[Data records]
BEGIN

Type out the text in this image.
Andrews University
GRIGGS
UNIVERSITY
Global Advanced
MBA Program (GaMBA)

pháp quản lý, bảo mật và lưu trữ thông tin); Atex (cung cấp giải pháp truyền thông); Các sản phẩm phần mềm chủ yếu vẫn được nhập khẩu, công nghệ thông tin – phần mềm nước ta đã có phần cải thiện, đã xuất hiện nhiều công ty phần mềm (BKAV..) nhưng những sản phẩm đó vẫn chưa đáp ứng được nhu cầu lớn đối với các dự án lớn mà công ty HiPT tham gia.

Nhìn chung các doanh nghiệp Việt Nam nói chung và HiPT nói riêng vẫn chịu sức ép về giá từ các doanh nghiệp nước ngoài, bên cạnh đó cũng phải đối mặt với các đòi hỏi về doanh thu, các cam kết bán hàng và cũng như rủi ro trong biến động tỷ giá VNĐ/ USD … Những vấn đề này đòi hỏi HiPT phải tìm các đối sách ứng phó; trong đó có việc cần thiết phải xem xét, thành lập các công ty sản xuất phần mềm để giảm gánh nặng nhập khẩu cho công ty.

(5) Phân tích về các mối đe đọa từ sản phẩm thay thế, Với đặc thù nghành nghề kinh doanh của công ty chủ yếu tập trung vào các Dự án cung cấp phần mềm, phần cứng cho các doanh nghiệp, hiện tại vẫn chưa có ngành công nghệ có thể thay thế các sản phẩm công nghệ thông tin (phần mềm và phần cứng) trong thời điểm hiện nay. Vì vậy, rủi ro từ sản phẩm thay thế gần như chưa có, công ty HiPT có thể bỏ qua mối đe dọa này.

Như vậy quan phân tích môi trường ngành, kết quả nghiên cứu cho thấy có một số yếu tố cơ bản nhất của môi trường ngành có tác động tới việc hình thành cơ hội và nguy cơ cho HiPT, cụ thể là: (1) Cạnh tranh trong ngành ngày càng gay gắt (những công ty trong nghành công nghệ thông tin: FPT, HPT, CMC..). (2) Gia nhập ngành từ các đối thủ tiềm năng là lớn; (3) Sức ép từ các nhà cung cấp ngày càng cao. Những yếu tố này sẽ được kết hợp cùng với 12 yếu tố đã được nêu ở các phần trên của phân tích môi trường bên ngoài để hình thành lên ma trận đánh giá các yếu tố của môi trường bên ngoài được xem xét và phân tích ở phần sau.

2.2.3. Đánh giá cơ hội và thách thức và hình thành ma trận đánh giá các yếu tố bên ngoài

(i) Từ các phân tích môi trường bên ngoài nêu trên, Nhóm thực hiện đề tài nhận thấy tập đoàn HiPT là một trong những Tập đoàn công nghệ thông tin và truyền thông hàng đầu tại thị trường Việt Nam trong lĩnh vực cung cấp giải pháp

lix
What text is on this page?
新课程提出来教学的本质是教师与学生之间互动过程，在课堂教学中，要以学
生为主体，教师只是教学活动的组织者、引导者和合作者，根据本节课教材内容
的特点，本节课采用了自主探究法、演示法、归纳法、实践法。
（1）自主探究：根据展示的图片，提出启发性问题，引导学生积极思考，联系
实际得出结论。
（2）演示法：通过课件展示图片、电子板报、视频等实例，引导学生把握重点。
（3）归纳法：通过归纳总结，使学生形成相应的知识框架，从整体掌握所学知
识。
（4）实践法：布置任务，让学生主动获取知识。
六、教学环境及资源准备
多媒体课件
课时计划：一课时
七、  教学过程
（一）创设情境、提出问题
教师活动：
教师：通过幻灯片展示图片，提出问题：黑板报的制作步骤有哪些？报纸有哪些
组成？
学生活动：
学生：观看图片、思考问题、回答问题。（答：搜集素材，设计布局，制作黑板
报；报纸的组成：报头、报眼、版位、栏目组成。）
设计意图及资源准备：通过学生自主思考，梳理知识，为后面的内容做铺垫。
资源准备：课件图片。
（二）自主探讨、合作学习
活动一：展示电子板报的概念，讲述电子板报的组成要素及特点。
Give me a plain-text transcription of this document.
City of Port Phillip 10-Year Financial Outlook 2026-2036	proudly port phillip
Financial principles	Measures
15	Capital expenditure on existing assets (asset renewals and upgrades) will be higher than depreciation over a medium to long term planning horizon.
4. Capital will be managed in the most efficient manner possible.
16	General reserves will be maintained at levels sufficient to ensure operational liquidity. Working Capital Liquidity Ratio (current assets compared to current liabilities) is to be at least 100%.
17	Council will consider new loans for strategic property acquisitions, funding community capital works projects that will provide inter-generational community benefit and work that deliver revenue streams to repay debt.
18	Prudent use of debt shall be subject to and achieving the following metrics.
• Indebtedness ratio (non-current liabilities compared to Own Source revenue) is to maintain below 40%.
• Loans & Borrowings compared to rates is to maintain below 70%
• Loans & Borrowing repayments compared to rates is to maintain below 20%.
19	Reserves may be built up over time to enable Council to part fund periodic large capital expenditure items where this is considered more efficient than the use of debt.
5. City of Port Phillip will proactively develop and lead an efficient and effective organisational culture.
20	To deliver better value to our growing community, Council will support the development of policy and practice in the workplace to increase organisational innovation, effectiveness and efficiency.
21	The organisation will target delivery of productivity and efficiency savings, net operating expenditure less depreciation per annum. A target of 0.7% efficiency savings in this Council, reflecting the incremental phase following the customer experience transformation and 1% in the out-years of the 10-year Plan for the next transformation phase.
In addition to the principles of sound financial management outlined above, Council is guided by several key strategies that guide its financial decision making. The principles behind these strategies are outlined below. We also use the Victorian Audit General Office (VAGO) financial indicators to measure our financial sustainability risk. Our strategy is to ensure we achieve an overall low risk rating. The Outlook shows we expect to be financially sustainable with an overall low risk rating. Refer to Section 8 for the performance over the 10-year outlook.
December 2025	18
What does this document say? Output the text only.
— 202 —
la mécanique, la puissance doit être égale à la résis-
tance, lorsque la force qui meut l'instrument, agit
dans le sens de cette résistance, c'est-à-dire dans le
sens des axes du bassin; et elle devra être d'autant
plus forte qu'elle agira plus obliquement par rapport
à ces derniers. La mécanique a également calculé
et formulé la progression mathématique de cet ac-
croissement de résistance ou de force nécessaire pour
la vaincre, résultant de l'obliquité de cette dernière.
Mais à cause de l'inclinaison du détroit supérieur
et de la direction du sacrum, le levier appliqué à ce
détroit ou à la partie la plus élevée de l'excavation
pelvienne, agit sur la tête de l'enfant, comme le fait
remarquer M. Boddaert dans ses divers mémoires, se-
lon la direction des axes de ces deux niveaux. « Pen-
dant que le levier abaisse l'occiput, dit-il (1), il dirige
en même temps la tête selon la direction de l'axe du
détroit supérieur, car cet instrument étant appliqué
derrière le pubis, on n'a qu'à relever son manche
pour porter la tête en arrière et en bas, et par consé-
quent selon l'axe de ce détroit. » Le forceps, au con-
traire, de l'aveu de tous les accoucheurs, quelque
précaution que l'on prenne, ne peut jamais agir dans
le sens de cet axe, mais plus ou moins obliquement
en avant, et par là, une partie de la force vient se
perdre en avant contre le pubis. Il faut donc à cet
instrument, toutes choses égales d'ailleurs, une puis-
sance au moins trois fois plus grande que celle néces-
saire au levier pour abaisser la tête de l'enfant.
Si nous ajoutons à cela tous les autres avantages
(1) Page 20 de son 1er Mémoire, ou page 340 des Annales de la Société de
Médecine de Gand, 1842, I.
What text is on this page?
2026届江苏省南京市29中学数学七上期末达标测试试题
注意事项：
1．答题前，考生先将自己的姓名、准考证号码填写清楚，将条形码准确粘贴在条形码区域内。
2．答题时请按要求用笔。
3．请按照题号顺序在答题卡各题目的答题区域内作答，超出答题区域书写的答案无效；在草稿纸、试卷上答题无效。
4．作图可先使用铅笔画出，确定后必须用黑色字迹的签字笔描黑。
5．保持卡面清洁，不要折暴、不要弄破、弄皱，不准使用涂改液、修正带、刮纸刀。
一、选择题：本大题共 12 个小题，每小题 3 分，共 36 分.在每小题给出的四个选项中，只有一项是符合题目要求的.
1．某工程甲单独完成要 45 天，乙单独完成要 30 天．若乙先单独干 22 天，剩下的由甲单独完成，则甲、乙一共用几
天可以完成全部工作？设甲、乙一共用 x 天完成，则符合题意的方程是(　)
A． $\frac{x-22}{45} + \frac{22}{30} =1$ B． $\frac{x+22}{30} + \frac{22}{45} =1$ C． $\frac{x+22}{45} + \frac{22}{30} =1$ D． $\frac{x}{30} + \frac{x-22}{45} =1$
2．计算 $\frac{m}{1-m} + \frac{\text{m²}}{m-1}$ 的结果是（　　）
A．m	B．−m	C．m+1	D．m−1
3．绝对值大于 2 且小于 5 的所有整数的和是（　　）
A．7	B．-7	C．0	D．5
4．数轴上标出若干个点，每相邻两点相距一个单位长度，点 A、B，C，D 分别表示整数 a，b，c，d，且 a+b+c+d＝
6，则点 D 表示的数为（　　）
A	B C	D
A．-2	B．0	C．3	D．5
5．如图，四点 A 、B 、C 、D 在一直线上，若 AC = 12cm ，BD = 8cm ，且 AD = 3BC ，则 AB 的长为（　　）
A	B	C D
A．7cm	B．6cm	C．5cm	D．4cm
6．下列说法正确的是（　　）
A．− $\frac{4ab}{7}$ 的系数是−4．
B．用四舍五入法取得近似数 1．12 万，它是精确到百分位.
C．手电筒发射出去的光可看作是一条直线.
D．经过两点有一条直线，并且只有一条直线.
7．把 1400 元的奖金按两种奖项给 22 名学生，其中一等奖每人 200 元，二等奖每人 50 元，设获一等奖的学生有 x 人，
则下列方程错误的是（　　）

END

• DIRECTIONS FOR THIS TASK: Report the number of lines that contain "selon", with no other words.

• CORRECT RESULT: 2